Task material:

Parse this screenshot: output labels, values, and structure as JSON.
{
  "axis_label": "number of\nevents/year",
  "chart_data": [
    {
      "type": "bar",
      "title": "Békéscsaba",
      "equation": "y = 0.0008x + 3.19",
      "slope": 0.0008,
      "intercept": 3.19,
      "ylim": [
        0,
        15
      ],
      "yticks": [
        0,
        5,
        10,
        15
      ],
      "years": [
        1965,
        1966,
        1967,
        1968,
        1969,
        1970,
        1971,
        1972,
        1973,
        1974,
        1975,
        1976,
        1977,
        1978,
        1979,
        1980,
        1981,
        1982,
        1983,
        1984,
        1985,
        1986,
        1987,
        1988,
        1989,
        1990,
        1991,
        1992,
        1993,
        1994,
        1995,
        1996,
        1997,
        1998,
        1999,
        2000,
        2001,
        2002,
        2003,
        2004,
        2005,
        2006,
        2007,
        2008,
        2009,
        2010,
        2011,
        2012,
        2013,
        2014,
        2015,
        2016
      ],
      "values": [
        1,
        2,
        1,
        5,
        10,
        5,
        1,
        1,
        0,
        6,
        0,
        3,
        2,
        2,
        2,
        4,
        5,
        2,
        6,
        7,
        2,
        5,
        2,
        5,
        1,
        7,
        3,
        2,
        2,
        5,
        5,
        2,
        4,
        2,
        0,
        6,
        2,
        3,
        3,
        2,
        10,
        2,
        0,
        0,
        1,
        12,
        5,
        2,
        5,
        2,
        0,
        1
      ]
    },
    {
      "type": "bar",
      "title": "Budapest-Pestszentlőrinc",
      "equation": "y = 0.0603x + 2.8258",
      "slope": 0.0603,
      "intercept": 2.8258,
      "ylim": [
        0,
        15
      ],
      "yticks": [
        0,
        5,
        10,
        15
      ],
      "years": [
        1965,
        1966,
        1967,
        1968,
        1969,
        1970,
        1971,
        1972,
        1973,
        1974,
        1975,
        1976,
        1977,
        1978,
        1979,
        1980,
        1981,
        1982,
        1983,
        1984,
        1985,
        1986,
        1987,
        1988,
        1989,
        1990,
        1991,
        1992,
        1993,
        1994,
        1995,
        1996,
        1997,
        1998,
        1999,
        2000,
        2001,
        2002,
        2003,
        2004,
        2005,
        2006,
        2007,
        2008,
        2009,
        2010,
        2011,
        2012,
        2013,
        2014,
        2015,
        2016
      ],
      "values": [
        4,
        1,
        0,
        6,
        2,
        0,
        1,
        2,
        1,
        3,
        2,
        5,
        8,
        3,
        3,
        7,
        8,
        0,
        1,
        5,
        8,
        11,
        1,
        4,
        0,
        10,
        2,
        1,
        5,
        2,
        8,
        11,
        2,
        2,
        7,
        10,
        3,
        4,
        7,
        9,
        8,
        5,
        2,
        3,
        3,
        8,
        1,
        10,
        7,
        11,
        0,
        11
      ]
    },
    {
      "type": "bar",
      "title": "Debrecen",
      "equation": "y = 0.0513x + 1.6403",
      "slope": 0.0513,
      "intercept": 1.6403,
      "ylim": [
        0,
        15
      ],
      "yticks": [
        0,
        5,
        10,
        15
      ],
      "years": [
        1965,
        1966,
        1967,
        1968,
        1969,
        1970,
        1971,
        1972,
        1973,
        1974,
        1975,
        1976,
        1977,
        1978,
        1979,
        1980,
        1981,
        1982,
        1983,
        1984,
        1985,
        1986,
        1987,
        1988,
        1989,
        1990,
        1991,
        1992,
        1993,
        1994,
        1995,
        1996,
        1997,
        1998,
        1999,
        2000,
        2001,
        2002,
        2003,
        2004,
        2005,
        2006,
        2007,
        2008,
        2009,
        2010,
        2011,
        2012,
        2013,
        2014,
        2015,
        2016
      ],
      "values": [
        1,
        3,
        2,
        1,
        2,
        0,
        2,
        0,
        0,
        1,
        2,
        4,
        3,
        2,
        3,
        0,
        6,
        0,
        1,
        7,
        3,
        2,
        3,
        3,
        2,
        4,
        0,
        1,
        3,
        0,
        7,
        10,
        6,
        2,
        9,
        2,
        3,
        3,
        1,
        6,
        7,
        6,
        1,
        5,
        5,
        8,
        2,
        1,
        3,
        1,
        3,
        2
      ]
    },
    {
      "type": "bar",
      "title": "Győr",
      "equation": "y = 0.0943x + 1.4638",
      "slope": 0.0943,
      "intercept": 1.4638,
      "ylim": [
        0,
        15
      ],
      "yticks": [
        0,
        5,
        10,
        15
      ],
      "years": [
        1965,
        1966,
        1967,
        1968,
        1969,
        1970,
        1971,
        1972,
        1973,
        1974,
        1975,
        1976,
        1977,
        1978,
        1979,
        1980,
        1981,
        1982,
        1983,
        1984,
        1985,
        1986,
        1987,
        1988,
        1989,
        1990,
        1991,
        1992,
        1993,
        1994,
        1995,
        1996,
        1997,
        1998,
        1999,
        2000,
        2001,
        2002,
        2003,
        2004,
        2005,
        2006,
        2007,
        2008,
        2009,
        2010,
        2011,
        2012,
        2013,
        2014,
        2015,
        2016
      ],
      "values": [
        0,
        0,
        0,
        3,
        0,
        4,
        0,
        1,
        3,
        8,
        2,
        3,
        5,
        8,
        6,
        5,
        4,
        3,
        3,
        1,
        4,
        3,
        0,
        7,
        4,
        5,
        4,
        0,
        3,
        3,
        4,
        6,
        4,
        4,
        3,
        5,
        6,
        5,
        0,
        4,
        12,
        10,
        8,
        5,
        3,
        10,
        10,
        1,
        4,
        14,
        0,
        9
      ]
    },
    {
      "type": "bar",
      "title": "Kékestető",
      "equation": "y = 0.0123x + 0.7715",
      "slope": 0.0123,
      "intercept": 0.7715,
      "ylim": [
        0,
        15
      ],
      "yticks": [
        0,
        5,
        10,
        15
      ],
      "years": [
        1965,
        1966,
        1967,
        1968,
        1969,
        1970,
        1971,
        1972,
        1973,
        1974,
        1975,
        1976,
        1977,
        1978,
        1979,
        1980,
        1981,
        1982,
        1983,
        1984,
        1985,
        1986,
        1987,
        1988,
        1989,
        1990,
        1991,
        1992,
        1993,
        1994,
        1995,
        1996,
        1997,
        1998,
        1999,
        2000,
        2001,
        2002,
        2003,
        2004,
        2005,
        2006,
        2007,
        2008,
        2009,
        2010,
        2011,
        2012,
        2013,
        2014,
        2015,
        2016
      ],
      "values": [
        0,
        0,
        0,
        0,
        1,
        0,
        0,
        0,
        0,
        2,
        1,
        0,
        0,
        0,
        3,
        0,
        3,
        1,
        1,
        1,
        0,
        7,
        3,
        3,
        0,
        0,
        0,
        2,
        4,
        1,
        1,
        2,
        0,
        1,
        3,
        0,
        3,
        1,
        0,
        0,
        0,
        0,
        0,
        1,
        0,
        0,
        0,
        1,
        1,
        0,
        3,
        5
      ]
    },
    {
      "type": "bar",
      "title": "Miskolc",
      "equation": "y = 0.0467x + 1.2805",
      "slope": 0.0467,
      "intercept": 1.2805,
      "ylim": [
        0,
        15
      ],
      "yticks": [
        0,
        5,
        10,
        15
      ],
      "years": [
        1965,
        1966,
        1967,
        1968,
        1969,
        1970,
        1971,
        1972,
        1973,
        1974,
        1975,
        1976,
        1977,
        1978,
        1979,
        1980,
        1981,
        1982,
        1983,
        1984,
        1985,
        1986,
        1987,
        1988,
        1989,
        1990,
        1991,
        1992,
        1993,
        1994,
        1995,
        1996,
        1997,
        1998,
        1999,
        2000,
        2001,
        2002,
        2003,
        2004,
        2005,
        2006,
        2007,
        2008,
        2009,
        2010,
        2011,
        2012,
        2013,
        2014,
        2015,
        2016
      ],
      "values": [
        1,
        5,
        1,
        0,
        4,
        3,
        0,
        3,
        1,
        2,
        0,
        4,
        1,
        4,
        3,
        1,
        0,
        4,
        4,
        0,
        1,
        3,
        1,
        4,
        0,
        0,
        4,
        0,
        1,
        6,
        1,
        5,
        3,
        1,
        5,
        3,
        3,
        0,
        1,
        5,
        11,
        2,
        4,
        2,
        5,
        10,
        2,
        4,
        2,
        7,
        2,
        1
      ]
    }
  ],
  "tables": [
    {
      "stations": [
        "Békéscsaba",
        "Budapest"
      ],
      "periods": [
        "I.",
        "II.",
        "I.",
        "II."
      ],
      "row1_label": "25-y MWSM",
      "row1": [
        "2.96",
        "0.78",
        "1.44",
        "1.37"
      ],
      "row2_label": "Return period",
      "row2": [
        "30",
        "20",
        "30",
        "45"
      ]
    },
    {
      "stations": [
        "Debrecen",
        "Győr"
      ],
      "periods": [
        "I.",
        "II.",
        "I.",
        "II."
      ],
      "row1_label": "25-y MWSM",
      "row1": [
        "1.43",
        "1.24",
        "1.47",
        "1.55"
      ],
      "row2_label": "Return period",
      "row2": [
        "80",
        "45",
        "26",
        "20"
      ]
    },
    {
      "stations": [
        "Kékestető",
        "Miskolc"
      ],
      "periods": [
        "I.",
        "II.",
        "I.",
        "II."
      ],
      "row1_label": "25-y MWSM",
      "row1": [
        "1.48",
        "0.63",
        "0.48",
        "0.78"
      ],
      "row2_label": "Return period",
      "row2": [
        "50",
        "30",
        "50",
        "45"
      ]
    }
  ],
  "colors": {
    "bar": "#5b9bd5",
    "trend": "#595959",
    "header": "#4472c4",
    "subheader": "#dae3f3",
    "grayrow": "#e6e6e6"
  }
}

Challenge:
Look through the material above and pick out each line holding the word "title".

The output:
      "title": "Békéscsaba",
      "title": "Budapest-Pestszentlőrinc",
      "title": "Debrecen",
      "title": "Győr",
      "title": "Kékestető",
      "title": "Miskolc",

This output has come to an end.